(Stored entries)
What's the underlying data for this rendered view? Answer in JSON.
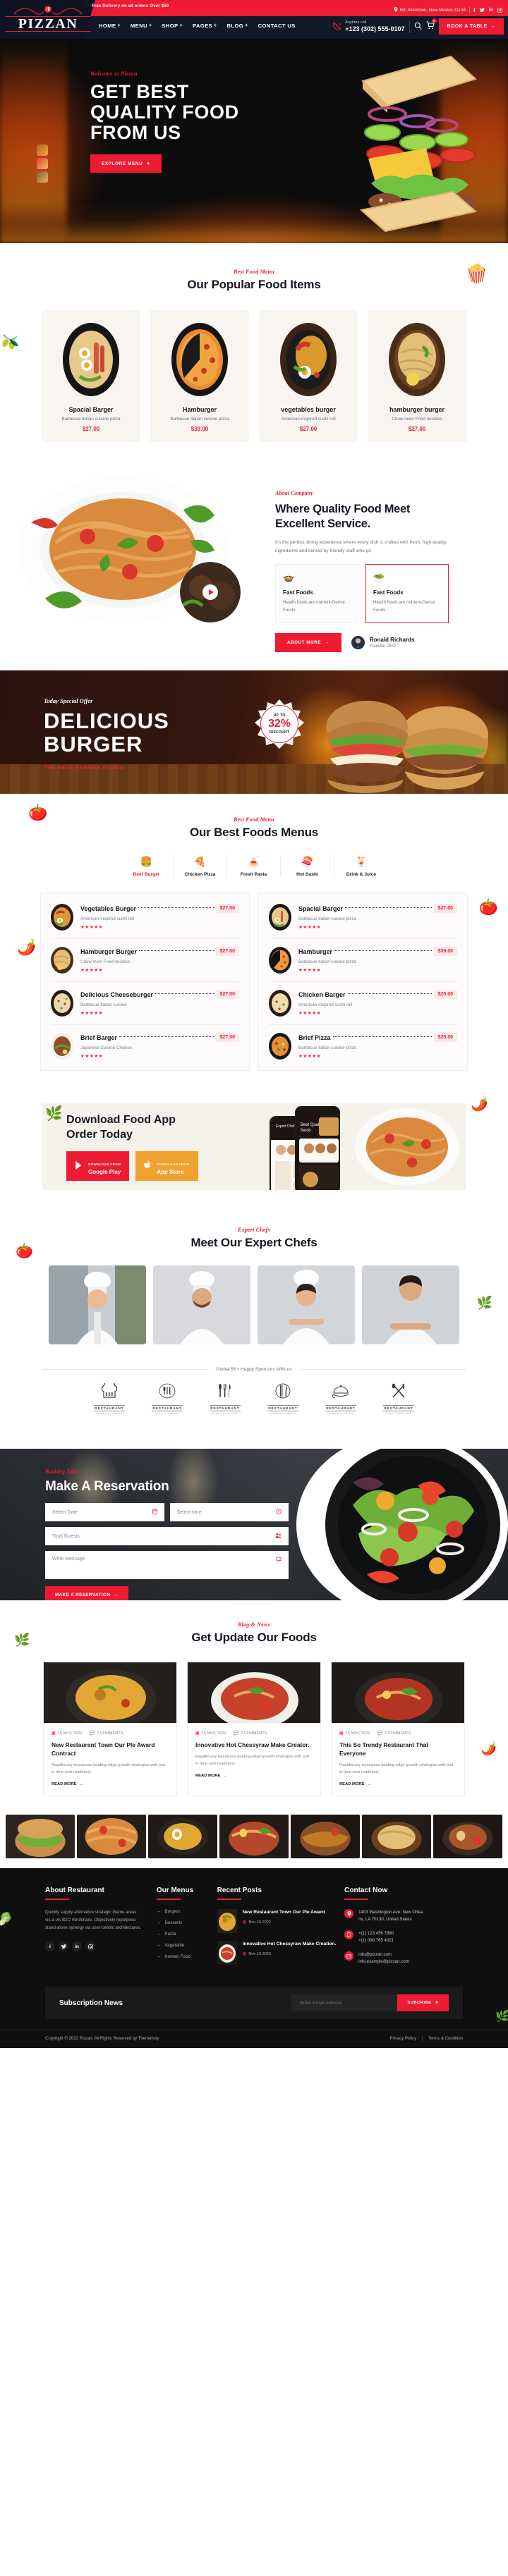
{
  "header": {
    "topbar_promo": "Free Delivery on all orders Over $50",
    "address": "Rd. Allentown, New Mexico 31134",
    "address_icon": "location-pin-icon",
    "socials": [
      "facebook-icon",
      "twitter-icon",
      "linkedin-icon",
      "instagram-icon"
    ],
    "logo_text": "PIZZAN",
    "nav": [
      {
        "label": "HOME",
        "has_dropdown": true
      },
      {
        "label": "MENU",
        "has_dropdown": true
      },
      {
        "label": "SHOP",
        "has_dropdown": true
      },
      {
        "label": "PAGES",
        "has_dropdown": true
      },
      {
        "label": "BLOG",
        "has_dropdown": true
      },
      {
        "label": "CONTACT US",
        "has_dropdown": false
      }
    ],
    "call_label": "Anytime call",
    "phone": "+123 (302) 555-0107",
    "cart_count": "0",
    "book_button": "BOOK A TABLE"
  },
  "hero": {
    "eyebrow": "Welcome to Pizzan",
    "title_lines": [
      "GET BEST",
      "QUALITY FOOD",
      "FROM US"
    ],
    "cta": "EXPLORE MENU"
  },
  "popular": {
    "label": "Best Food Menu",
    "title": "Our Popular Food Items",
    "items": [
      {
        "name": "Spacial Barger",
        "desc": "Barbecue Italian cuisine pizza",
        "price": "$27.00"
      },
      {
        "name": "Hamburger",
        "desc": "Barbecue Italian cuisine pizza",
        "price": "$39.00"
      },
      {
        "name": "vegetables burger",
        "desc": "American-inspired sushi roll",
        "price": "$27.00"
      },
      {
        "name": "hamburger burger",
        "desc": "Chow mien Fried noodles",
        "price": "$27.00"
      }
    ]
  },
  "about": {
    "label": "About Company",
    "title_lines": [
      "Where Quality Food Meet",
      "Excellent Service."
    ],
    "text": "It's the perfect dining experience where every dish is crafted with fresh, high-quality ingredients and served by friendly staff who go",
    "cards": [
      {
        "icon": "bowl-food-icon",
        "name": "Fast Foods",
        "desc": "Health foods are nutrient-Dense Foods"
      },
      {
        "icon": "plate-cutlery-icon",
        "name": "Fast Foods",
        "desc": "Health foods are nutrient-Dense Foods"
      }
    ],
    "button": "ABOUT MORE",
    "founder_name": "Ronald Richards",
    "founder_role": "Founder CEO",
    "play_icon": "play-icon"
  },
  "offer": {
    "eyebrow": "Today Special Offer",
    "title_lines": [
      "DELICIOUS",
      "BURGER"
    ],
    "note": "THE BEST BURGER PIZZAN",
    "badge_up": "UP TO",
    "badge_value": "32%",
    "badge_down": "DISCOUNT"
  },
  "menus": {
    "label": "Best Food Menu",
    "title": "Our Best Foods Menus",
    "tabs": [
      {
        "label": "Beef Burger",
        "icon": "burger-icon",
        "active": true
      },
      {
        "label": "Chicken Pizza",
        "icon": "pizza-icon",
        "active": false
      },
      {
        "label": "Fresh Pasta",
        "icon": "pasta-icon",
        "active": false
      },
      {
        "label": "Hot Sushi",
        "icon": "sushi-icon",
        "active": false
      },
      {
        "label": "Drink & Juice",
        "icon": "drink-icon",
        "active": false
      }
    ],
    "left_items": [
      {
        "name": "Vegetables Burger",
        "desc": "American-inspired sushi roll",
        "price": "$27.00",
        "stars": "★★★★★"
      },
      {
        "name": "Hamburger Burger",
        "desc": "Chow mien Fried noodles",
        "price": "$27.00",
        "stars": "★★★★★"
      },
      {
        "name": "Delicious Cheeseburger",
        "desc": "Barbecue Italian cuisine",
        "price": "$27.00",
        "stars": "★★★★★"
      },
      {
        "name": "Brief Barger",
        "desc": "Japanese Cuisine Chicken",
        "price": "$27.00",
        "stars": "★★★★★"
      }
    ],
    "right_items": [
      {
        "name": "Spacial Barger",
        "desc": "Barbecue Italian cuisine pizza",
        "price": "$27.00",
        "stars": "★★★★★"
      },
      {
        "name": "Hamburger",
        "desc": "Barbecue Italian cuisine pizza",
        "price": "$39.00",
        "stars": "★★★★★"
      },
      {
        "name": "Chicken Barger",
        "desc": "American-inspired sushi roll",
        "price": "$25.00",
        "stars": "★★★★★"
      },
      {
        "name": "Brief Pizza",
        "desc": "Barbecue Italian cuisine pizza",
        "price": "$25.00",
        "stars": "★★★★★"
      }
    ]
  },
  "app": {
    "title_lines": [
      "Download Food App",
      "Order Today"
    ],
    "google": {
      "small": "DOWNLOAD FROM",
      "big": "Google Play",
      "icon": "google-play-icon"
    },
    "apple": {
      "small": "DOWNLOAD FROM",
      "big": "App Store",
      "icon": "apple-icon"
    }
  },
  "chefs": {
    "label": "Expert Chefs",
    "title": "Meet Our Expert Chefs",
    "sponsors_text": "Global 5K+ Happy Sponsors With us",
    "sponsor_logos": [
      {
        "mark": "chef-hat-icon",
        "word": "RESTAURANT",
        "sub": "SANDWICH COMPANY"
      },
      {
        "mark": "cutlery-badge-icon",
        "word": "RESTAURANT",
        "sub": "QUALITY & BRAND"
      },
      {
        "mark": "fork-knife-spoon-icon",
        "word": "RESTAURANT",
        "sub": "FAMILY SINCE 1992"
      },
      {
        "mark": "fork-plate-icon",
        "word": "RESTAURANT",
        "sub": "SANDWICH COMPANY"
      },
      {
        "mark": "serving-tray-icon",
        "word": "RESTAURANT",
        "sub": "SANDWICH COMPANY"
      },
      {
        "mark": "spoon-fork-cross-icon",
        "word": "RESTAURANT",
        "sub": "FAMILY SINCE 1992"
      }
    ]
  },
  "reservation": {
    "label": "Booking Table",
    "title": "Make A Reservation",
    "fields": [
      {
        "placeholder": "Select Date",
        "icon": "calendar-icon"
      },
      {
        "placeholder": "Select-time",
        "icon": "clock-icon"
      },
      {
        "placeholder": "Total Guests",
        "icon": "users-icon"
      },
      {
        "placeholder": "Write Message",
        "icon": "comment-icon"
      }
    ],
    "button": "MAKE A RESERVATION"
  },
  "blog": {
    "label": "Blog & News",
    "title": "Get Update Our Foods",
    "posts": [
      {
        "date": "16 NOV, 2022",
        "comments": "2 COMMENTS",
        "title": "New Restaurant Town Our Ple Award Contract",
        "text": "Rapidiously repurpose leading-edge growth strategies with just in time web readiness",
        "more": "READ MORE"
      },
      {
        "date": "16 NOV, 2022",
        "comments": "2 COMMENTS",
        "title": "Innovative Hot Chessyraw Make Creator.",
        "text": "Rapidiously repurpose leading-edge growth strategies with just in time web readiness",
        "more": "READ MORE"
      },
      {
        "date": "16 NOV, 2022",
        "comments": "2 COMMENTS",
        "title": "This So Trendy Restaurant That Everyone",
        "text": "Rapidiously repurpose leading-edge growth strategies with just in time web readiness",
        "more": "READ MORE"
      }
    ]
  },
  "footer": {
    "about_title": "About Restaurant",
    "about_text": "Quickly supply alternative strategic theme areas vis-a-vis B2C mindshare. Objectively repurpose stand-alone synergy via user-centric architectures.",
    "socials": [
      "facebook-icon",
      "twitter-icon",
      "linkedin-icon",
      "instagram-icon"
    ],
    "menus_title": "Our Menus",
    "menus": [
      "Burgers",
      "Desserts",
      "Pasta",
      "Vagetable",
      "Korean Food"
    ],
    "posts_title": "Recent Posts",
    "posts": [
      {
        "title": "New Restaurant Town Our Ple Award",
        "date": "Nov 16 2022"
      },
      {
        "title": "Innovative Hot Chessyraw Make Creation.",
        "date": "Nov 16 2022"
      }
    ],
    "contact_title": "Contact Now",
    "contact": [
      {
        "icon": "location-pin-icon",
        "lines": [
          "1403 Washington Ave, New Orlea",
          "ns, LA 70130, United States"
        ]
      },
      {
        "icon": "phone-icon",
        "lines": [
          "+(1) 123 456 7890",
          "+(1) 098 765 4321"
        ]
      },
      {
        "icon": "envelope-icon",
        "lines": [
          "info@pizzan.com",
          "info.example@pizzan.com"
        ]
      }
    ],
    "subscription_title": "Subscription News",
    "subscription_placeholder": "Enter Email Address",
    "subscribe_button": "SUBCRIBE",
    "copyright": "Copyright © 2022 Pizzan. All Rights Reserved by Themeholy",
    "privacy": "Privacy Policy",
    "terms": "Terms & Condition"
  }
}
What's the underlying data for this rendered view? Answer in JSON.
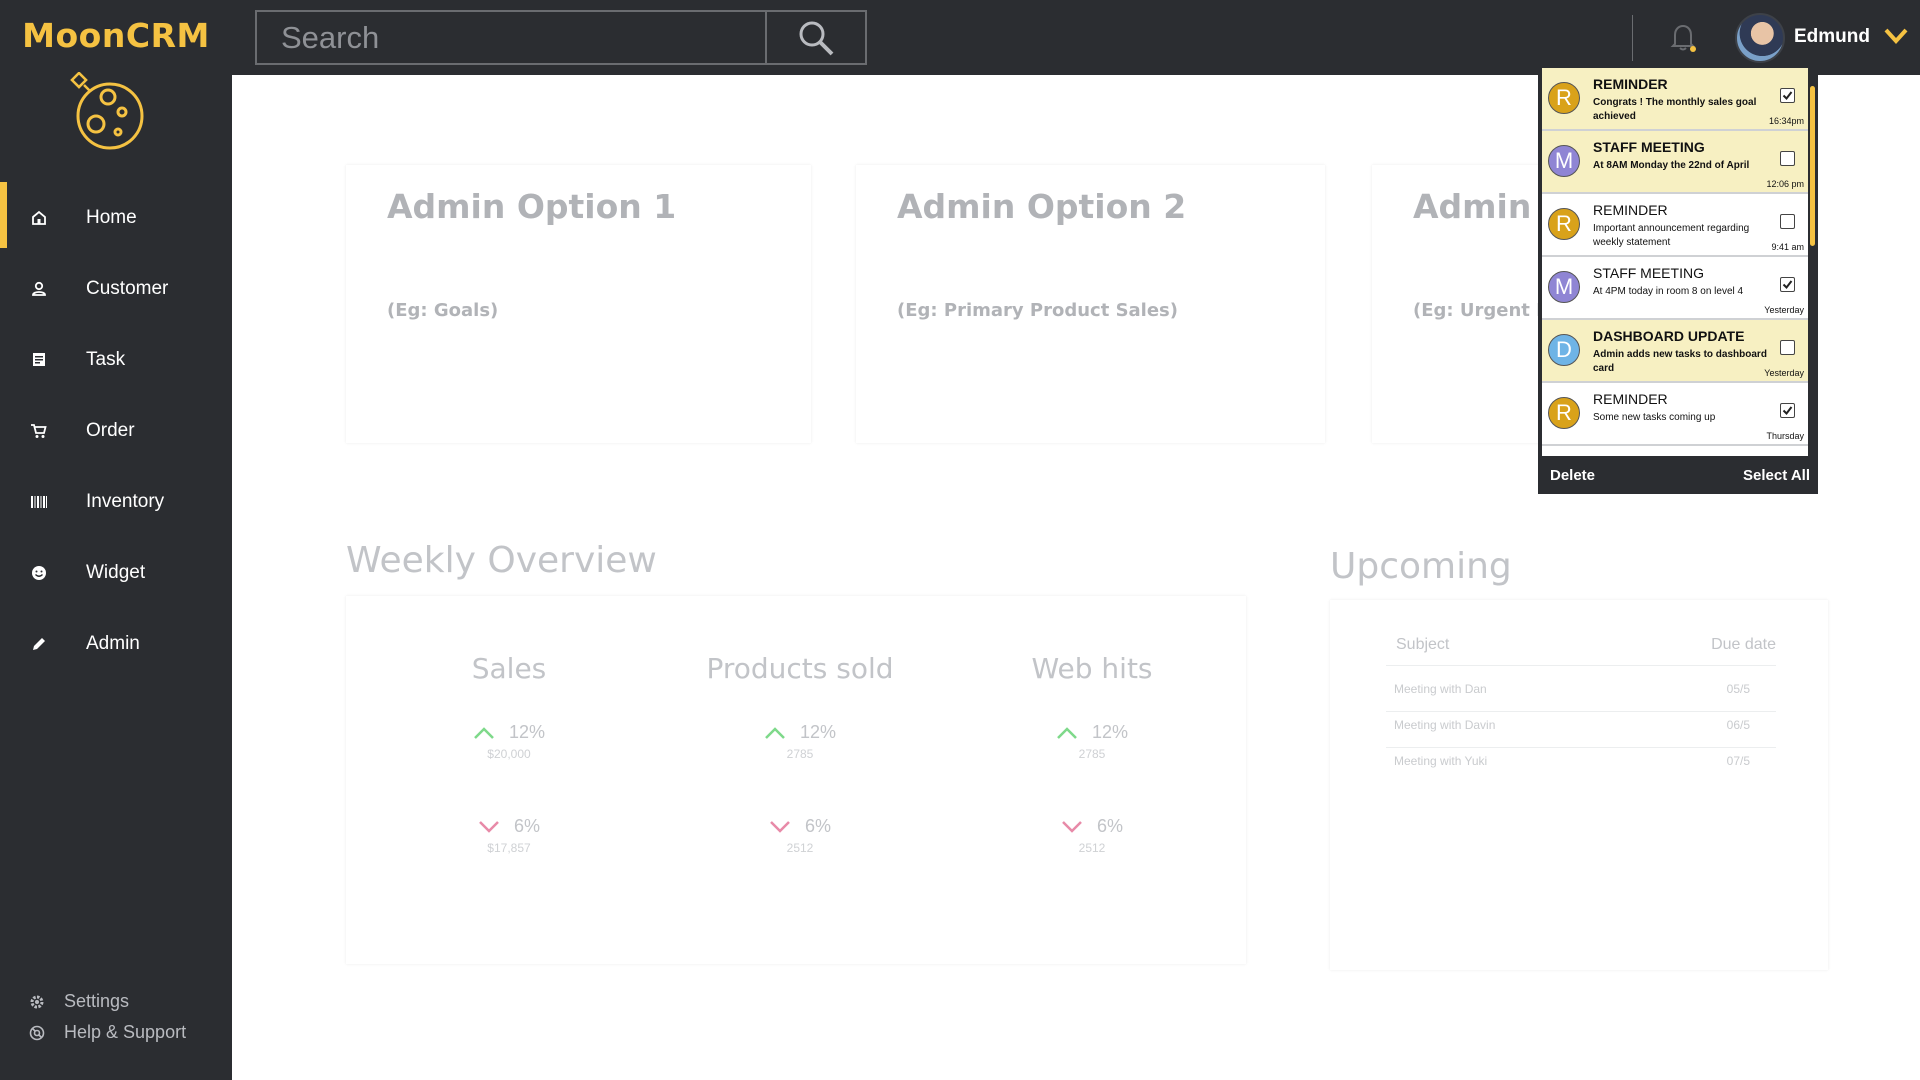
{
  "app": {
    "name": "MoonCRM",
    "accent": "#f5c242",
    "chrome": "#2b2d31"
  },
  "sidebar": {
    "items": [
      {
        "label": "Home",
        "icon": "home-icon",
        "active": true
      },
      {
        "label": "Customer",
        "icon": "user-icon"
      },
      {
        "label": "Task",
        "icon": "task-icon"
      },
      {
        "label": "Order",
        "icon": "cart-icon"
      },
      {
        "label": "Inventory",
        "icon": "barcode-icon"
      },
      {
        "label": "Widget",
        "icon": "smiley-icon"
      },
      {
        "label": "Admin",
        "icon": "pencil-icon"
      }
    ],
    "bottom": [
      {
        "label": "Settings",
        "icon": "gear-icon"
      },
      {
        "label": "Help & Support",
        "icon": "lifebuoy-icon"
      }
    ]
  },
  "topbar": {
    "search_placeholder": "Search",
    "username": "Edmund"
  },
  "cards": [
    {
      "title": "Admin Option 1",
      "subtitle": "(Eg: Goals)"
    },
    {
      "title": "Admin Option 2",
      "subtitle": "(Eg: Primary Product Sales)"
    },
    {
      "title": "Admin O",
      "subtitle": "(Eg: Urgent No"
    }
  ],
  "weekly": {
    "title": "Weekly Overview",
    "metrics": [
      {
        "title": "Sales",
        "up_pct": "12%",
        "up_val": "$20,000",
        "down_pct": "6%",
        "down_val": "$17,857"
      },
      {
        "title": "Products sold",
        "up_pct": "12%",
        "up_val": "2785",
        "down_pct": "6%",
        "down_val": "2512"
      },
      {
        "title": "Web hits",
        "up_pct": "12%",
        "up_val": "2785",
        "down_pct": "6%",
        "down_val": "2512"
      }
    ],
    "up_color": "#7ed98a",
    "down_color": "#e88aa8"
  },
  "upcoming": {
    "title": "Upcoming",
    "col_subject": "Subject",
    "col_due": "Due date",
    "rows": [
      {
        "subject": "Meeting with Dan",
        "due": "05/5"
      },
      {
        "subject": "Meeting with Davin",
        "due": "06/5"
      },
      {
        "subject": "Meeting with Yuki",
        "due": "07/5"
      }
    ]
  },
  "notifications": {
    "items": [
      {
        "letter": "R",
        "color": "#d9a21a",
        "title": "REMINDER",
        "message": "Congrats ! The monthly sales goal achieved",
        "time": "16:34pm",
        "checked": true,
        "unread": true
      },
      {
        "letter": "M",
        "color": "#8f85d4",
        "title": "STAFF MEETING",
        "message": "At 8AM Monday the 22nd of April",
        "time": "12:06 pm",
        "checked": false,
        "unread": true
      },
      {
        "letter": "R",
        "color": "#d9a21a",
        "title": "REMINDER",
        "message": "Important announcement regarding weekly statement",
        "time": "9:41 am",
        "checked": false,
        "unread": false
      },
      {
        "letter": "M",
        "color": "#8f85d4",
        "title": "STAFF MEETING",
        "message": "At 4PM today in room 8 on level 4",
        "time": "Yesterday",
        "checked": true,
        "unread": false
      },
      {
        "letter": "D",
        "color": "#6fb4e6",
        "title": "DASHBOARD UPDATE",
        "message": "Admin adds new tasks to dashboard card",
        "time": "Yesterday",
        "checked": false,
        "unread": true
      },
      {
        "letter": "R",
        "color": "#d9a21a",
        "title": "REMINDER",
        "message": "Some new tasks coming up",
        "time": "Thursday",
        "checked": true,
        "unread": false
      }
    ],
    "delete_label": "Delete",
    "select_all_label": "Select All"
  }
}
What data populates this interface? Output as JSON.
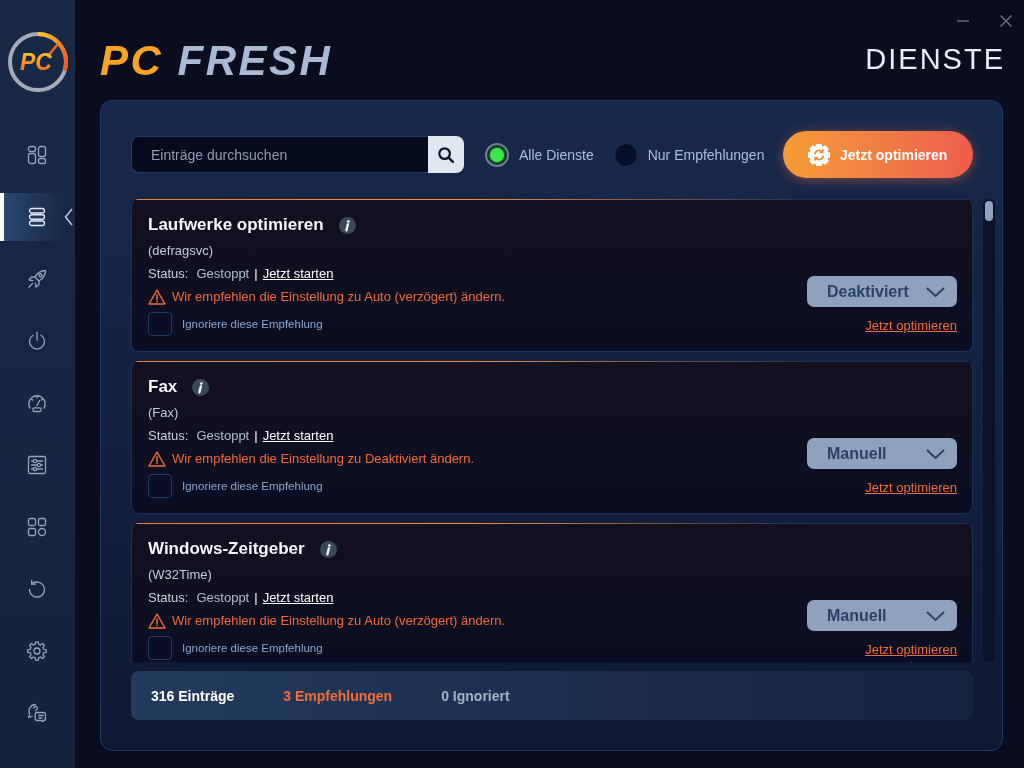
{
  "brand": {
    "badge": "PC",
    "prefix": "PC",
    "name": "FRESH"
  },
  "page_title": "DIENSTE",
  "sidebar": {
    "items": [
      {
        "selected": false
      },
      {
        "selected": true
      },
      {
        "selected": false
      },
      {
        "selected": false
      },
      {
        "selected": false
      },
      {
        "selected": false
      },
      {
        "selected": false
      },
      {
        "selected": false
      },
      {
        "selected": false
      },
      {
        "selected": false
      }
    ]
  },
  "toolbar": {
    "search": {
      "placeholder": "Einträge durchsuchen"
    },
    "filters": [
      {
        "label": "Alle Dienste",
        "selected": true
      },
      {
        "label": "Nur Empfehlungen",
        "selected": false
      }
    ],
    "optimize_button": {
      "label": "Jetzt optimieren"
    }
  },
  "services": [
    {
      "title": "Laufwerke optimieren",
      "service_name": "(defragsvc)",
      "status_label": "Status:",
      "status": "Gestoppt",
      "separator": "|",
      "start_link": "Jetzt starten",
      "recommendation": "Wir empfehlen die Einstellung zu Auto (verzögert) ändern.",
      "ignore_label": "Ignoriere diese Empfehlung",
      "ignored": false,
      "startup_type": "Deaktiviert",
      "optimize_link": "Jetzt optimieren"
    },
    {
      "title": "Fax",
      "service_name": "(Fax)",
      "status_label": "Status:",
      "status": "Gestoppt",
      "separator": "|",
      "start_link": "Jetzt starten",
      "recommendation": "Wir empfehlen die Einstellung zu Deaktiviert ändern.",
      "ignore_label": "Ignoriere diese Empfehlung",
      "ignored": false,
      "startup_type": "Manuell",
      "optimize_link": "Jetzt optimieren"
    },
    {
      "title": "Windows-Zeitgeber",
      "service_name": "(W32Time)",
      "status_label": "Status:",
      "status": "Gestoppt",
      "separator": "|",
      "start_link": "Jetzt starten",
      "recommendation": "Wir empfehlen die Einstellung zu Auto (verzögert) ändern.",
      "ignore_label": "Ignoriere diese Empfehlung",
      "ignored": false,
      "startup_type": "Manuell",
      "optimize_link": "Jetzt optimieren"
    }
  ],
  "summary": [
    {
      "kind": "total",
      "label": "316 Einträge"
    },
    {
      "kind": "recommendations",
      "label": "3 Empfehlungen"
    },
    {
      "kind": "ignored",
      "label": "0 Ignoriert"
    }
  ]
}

EXERCISE: In the records above, collect each line with "location".

RESPONSE:
    "address_icon": "location-pin-icon",
        "icon": "location-pin-icon",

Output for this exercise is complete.